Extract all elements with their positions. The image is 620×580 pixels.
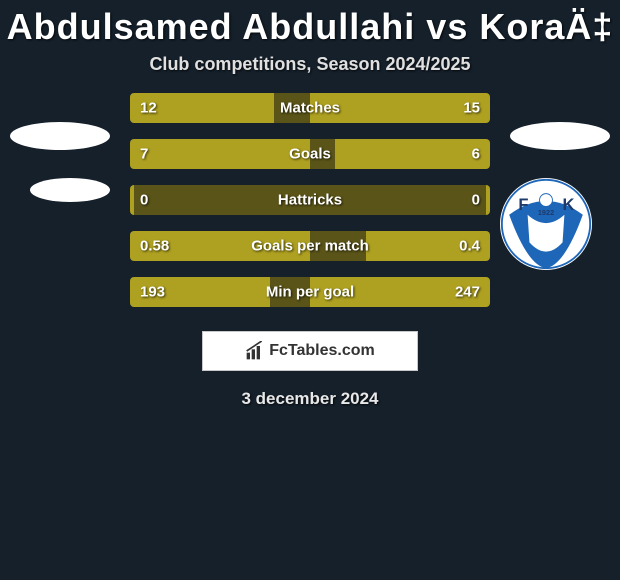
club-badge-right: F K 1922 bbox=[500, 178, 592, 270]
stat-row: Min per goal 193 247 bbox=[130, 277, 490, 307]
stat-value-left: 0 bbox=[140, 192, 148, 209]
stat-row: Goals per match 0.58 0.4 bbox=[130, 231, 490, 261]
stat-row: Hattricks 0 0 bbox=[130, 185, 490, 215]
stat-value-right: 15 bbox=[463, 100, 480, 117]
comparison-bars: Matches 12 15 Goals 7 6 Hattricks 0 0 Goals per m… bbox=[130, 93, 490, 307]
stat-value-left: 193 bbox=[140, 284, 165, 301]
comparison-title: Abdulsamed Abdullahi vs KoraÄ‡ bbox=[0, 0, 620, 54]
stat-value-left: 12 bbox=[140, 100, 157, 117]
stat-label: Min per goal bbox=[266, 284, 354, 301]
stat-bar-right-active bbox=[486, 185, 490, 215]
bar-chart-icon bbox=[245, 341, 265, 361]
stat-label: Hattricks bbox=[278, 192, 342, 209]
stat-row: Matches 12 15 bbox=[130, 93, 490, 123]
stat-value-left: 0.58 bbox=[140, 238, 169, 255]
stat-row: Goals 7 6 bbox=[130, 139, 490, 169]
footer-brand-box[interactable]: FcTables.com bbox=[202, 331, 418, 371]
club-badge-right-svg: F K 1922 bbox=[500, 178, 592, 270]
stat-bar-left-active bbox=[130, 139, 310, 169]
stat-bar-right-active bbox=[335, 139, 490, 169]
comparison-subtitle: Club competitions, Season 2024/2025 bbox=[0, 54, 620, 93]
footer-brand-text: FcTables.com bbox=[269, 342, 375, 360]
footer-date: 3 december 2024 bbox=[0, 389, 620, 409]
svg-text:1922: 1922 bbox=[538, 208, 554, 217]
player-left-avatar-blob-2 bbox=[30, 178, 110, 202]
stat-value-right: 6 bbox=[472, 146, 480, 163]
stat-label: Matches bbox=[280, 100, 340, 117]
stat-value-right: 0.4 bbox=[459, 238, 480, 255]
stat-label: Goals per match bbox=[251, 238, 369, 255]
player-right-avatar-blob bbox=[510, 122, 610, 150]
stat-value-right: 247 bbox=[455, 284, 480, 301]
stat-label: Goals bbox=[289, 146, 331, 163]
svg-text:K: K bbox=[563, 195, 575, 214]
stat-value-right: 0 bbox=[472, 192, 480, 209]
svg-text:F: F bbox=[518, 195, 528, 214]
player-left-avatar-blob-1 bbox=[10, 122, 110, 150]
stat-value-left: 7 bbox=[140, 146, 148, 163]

________________________________________

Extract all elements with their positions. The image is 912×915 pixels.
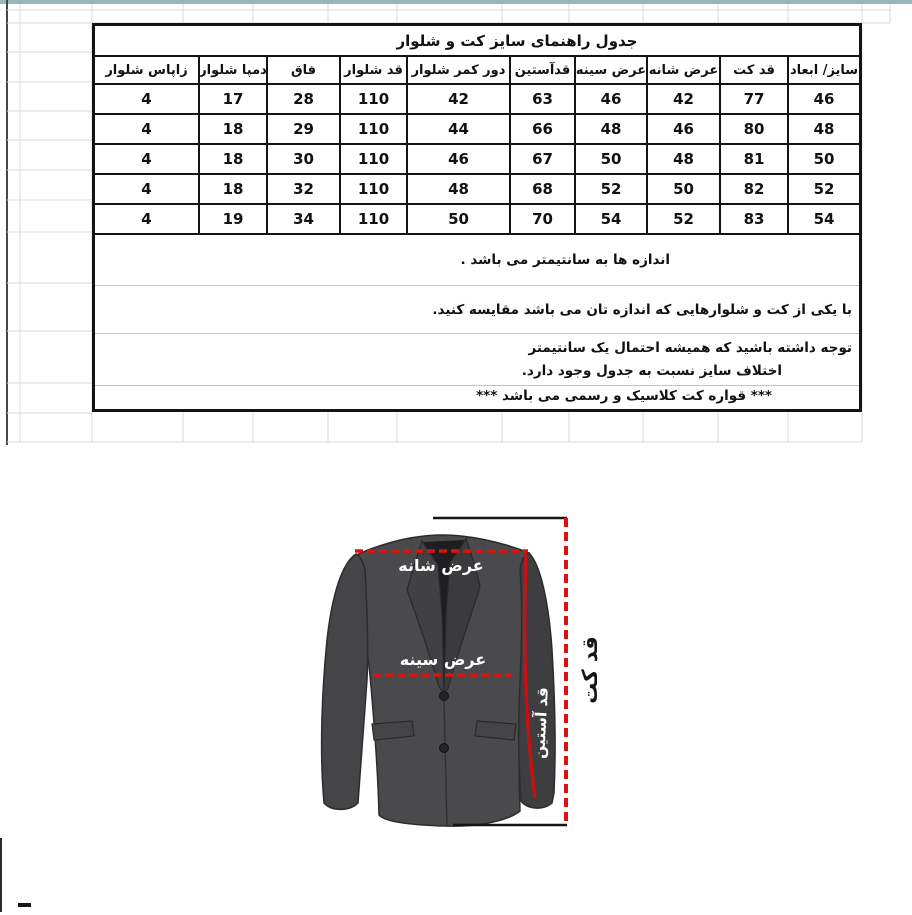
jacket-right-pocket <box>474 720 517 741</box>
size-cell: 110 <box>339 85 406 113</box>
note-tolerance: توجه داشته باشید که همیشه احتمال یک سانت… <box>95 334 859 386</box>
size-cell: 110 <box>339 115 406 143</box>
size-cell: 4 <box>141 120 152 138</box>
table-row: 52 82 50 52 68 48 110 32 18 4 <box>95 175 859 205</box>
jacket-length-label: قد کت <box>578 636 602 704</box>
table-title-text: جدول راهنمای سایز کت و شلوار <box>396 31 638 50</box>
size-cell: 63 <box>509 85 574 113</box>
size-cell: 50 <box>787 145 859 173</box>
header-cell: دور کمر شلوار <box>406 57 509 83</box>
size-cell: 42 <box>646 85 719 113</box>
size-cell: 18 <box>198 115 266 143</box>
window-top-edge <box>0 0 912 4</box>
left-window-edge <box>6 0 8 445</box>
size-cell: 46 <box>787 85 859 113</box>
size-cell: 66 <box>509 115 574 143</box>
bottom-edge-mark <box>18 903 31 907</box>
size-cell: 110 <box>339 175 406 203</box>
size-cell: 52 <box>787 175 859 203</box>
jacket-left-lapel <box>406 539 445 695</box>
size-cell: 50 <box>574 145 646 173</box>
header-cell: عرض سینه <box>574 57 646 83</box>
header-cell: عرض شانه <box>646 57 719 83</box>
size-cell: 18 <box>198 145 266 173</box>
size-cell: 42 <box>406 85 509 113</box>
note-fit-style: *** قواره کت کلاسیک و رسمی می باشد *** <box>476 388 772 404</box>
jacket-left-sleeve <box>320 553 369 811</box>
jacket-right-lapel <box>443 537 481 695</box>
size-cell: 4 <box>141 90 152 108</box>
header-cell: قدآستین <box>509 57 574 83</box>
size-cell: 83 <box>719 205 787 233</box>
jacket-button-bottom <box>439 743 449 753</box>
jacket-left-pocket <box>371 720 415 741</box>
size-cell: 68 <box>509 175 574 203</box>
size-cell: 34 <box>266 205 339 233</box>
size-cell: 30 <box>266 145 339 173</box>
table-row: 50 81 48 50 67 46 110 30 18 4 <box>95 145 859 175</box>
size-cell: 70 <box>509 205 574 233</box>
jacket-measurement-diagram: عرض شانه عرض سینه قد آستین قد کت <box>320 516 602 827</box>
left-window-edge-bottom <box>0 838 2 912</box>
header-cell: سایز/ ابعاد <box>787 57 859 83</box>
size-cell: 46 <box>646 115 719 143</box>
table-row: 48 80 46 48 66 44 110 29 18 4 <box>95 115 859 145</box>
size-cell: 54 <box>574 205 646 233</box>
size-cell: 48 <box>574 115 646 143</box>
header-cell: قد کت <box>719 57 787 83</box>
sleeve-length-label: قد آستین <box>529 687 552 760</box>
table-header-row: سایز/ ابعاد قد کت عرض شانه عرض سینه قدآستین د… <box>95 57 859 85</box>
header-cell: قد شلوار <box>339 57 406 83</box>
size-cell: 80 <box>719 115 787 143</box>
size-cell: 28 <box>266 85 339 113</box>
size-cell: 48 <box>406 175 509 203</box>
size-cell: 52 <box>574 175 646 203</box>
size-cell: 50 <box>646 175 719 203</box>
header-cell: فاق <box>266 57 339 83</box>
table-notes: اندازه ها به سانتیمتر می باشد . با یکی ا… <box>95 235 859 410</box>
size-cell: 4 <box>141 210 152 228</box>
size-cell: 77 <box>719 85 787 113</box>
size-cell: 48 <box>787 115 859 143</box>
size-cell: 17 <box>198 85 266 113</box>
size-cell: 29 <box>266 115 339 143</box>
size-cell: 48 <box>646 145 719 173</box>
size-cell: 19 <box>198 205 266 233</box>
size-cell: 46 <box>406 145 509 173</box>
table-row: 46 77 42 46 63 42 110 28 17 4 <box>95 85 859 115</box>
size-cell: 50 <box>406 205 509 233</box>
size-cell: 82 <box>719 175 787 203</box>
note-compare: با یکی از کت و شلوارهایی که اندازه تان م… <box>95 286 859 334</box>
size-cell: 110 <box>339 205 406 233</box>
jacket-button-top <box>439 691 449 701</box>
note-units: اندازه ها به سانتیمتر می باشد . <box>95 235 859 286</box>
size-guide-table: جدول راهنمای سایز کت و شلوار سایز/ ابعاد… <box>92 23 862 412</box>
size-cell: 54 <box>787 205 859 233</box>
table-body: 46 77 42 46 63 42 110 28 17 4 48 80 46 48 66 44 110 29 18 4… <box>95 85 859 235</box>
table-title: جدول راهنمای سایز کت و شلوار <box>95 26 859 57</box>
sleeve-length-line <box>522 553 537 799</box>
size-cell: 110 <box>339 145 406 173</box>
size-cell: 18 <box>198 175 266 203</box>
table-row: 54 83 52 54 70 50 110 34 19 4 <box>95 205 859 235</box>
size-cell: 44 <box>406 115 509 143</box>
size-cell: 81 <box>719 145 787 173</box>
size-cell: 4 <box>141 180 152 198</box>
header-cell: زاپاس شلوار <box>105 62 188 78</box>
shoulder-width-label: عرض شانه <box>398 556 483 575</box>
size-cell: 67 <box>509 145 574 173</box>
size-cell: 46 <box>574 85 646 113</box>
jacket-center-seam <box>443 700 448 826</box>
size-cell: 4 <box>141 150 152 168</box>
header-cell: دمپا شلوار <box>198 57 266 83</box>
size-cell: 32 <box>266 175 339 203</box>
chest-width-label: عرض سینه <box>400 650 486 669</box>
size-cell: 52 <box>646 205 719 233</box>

________________________________________

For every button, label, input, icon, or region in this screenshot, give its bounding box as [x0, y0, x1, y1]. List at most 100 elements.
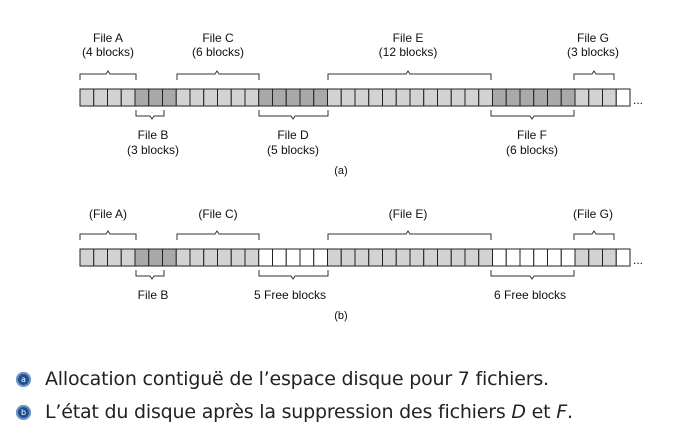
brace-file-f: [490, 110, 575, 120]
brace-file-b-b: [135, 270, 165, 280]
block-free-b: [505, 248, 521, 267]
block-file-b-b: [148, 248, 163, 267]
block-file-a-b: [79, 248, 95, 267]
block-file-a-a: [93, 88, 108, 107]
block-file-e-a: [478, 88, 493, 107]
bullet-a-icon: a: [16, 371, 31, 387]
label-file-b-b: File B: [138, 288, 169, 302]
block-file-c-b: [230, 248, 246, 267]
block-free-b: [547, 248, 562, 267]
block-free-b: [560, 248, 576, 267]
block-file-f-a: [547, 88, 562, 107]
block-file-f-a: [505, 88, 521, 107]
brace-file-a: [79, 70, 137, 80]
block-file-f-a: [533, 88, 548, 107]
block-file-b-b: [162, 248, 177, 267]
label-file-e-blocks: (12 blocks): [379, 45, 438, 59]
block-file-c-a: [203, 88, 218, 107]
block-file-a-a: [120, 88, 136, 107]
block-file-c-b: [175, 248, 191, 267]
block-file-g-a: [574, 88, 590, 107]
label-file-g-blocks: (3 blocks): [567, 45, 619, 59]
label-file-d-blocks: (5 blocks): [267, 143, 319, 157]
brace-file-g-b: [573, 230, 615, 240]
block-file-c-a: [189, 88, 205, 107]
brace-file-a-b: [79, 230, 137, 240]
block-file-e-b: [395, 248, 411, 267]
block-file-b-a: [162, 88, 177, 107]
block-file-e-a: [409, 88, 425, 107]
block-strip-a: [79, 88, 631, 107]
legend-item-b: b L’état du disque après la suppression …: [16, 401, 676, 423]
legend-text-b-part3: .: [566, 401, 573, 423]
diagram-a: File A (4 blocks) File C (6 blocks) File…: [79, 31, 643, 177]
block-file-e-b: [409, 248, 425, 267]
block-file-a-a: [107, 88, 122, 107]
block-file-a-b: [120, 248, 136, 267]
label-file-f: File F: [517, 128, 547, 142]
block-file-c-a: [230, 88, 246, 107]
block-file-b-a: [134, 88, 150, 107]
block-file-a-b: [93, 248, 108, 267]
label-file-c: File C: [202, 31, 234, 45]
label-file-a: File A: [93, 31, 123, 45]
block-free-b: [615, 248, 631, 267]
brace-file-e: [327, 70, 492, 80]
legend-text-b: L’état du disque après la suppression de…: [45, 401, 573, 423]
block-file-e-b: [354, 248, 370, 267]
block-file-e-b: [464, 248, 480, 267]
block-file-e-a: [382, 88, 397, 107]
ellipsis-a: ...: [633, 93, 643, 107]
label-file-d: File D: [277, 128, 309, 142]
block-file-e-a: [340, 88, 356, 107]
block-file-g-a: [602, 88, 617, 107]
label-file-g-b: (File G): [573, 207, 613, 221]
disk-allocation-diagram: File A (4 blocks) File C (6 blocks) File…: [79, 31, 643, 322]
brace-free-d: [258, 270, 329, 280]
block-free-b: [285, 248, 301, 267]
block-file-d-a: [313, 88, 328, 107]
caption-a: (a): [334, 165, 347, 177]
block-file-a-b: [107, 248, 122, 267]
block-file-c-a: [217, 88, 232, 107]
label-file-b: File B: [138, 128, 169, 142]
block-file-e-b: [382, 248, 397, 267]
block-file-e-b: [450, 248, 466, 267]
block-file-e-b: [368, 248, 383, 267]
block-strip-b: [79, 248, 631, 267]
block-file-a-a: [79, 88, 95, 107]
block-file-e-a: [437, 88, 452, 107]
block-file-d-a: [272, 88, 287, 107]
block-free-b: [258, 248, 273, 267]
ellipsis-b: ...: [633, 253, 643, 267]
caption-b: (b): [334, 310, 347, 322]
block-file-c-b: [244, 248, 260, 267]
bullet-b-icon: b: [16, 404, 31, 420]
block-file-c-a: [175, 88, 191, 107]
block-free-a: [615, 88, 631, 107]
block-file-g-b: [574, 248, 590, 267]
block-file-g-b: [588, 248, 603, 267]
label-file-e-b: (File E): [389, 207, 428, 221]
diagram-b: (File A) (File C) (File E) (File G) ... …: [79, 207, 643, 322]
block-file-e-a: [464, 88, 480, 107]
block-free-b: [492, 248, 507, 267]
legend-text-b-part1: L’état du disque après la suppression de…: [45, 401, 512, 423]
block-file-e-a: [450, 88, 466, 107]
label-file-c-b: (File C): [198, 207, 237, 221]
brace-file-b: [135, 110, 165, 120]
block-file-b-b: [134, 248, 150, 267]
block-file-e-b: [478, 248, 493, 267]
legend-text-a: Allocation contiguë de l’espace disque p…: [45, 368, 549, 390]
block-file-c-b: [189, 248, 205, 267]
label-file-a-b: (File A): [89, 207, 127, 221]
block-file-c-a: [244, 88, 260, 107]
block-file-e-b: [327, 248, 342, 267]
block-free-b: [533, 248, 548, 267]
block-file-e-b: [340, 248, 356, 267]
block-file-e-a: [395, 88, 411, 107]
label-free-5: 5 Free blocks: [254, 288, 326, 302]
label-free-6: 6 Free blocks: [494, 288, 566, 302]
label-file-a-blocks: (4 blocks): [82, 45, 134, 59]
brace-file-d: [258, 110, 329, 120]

________________________________________

▶ _What is being asked_: Quote the listing verbatim from the line with "Extract all elements with their positions. The image is 620×580" up to and including the line with "stat-value-left: 7 bbox=[140, 146, 148, 163]", leaving out the pictures.

▶ _Exercise solution_:
Extract all elements with their positions. The image is 620×580 pixels.
club-badge-right: F K 1922 bbox=[500, 178, 592, 270]
stat-row: Min per goal 193 247 bbox=[130, 277, 490, 307]
stat-value-left: 0 bbox=[140, 192, 148, 209]
stat-row: Goals per match 0.58 0.4 bbox=[130, 231, 490, 261]
stat-row: Hattricks 0 0 bbox=[130, 185, 490, 215]
stat-value-right: 15 bbox=[463, 100, 480, 117]
comparison-bars: Matches 12 15 Goals 7 6 Hattricks 0 0 Goals per m… bbox=[130, 93, 490, 307]
stat-value-left: 193 bbox=[140, 284, 165, 301]
comparison-title: Abdulsamed Abdullahi vs KoraÄ‡ bbox=[0, 0, 620, 54]
stat-value-left: 12 bbox=[140, 100, 157, 117]
stat-label: Min per goal bbox=[266, 284, 354, 301]
stat-bar-right-active bbox=[486, 185, 490, 215]
bar-chart-icon bbox=[245, 341, 265, 361]
stat-label: Hattricks bbox=[278, 192, 342, 209]
stat-row: Matches 12 15 bbox=[130, 93, 490, 123]
stat-value-left: 0.58 bbox=[140, 238, 169, 255]
stat-row: Goals 7 6 bbox=[130, 139, 490, 169]
footer-brand-box[interactable]: FcTables.com bbox=[202, 331, 418, 371]
club-badge-right-svg: F K 1922 bbox=[500, 178, 592, 270]
stat-bar-left-active bbox=[130, 139, 310, 169]
stat-bar-right-active bbox=[335, 139, 490, 169]
comparison-subtitle: Club competitions, Season 2024/2025 bbox=[0, 54, 620, 93]
footer-brand-text: FcTables.com bbox=[269, 342, 375, 360]
footer-date: 3 december 2024 bbox=[0, 389, 620, 409]
svg-text:1922: 1922 bbox=[538, 208, 554, 217]
player-left-avatar-blob-2 bbox=[30, 178, 110, 202]
stat-value-right: 6 bbox=[472, 146, 480, 163]
stat-label: Matches bbox=[280, 100, 340, 117]
stat-value-right: 0.4 bbox=[459, 238, 480, 255]
stat-label: Goals per match bbox=[251, 238, 369, 255]
player-right-avatar-blob bbox=[510, 122, 610, 150]
stat-value-right: 247 bbox=[455, 284, 480, 301]
stat-label: Goals bbox=[289, 146, 331, 163]
svg-text:K: K bbox=[563, 195, 575, 214]
stat-value-right: 0 bbox=[472, 192, 480, 209]
svg-text:F: F bbox=[518, 195, 528, 214]
player-left-avatar-blob-1 bbox=[10, 122, 110, 150]
stat-value-left: 7 bbox=[140, 146, 148, 163]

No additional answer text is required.